**Excerpt from a dataset:**
## Start

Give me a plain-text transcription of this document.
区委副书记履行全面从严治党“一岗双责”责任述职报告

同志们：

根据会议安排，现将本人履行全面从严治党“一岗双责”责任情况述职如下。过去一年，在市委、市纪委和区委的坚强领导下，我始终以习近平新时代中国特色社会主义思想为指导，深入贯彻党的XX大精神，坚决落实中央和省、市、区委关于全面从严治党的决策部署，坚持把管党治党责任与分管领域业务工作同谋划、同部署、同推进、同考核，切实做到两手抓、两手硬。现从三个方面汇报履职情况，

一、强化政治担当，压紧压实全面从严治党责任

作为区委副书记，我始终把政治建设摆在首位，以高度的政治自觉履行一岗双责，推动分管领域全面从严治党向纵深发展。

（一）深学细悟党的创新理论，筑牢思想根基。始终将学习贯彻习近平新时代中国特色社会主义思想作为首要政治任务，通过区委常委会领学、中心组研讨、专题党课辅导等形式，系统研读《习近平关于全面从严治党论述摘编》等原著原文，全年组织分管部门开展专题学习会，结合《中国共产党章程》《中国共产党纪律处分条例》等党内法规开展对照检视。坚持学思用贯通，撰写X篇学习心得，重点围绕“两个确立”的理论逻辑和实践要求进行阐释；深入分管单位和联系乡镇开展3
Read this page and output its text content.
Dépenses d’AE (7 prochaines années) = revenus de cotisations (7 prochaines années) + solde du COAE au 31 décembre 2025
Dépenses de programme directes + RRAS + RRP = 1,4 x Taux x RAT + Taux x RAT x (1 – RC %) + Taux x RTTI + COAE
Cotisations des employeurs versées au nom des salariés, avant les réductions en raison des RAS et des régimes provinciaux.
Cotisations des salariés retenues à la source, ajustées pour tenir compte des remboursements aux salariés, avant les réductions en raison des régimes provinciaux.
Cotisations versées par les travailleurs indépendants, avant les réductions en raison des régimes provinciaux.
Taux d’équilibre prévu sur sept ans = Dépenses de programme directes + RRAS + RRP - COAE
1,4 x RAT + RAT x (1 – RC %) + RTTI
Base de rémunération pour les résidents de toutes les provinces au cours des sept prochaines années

## End

**Work to do:**
Using the entries above, return each line that includes the word "RRAS".

**Finished exercise:**
Dépenses de programme directes + RRAS + RRP = 1,4 x Taux x RAT + Taux x RAT x (1 – RC %) + Taux x RTTI + COAE
Taux d’équilibre prévu sur sept ans = Dépenses de programme directes + RRAS + RRP - COAE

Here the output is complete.